-------- SOURCE DOCUMENT --------

# Where's the new Fluke regs?



## Manayunk Jake (Oct 3, 2001)

Greeting All!

I'm getting some conflicting reports, but the consensus is that we're going to take a big hit when the 2004 fluke regs are finalized. Seems the "experts" think we caught too many fluke last year, especially bigger fluke.

I've heard a shorter season ending right after Labor Day, which will put a big dent in the great fall fishing at spots like the Old Grounds, Sea Isle Lumps, and off Sandy Hook. I've heard a lot about taking the limit up to 17 inches to match DE so there's no confusion in the bay as to where a keeper was caught. The limit could also drop from 8 to 7 (or even 5) fish. There are supposed to be more hearings in mid-March, but I don't think an opener has been established as of this date.

--------

Extend the forum post on the 2004 fluke regulations, picking up after its last sentence. The records play no part in this.

-------- DATA EXCERPTS --------

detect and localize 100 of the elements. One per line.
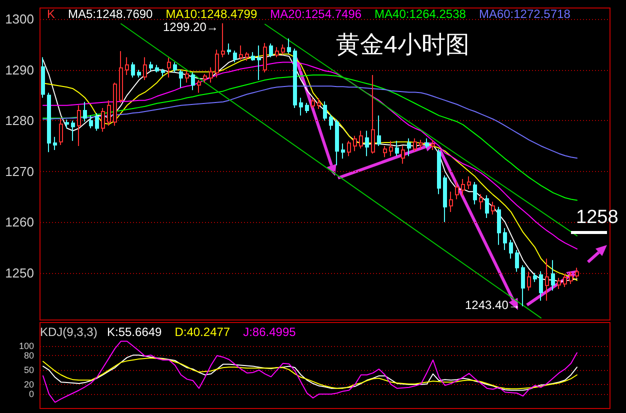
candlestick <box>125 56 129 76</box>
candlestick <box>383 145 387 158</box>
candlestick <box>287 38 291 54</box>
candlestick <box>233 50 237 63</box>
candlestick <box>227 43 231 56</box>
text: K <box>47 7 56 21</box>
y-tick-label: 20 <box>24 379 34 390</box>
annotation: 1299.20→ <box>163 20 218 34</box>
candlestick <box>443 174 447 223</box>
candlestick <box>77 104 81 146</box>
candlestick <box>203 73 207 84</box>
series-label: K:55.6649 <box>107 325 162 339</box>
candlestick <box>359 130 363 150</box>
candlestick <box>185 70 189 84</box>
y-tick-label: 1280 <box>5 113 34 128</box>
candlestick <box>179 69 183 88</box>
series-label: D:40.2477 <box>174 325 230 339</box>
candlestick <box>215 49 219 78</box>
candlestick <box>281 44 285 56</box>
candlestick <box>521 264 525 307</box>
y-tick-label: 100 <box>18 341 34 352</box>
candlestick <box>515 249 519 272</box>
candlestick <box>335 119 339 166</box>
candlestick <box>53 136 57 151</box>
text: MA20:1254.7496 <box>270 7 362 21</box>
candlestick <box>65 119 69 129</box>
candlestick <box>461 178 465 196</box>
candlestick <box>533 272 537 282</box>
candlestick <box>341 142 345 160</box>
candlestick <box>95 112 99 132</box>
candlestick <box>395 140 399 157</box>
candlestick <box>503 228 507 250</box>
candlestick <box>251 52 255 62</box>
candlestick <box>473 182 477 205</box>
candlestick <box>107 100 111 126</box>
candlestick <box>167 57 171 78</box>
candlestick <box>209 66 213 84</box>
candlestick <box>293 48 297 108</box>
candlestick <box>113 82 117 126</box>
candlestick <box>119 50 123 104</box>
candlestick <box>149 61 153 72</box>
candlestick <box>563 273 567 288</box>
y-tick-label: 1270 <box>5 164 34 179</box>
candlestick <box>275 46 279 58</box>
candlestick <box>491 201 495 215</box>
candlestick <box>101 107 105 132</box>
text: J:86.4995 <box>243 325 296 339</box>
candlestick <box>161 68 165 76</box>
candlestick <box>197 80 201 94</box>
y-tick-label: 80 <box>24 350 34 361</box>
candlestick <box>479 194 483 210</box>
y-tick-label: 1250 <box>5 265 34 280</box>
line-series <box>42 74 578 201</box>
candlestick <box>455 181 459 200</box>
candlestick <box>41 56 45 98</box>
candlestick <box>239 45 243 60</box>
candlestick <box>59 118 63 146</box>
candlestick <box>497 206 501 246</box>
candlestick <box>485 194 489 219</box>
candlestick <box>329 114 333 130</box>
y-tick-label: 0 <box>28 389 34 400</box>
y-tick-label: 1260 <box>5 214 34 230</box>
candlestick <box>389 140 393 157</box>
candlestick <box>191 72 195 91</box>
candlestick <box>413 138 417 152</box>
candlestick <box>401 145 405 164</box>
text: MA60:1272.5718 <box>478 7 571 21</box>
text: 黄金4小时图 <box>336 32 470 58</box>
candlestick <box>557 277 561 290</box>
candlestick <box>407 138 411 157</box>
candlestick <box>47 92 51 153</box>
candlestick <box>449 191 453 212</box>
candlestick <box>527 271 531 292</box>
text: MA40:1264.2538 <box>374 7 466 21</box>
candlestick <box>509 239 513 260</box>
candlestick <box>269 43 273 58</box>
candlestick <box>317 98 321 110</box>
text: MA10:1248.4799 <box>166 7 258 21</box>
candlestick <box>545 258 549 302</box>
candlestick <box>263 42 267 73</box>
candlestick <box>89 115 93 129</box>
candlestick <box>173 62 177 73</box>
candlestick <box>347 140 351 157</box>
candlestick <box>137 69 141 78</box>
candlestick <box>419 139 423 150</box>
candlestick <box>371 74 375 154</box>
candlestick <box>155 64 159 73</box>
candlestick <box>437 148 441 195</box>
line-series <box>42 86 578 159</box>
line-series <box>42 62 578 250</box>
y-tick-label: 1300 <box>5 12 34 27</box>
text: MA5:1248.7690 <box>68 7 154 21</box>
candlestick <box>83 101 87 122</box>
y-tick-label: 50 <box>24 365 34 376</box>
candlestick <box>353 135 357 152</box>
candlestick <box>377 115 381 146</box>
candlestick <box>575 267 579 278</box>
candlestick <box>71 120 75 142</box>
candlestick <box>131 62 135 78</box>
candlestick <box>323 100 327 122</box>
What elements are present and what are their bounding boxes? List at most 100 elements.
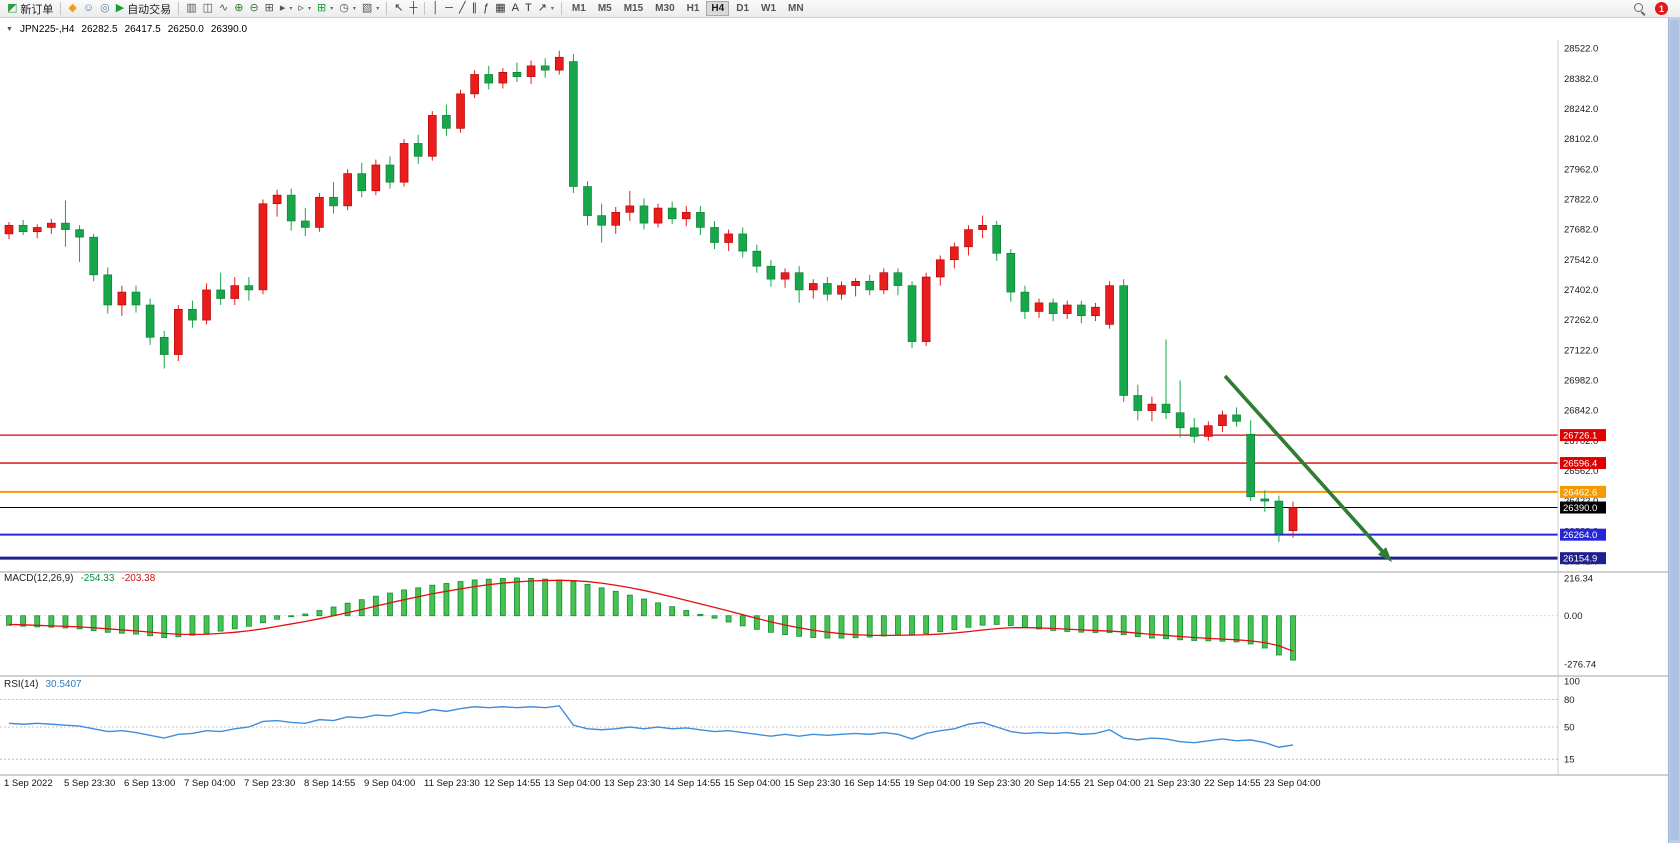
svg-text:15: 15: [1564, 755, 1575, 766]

--------

### OUTPUT FOR THIS EXERCISE
Weakie regs are under review again, too. Don't be surprised if the bag limit drops to four and the size limit goes up to 17 inches! No body is worried about bluefish regs, even though I thought there was a marked absence of snappers last Fall. Seems like we're stuck with the "let's try this" approach, instead of regs based on serious scientific surveys.

I assume everyone is aware that the striper slot fish is scheduled to be killed off, and NJ will return to two fish 28 inches or better (although some hardliners want to go back to 1 fish at 34 inches!)

So far no major changes in commercial regs are planned. They'll still be keeping 13 inch fluke and weakies.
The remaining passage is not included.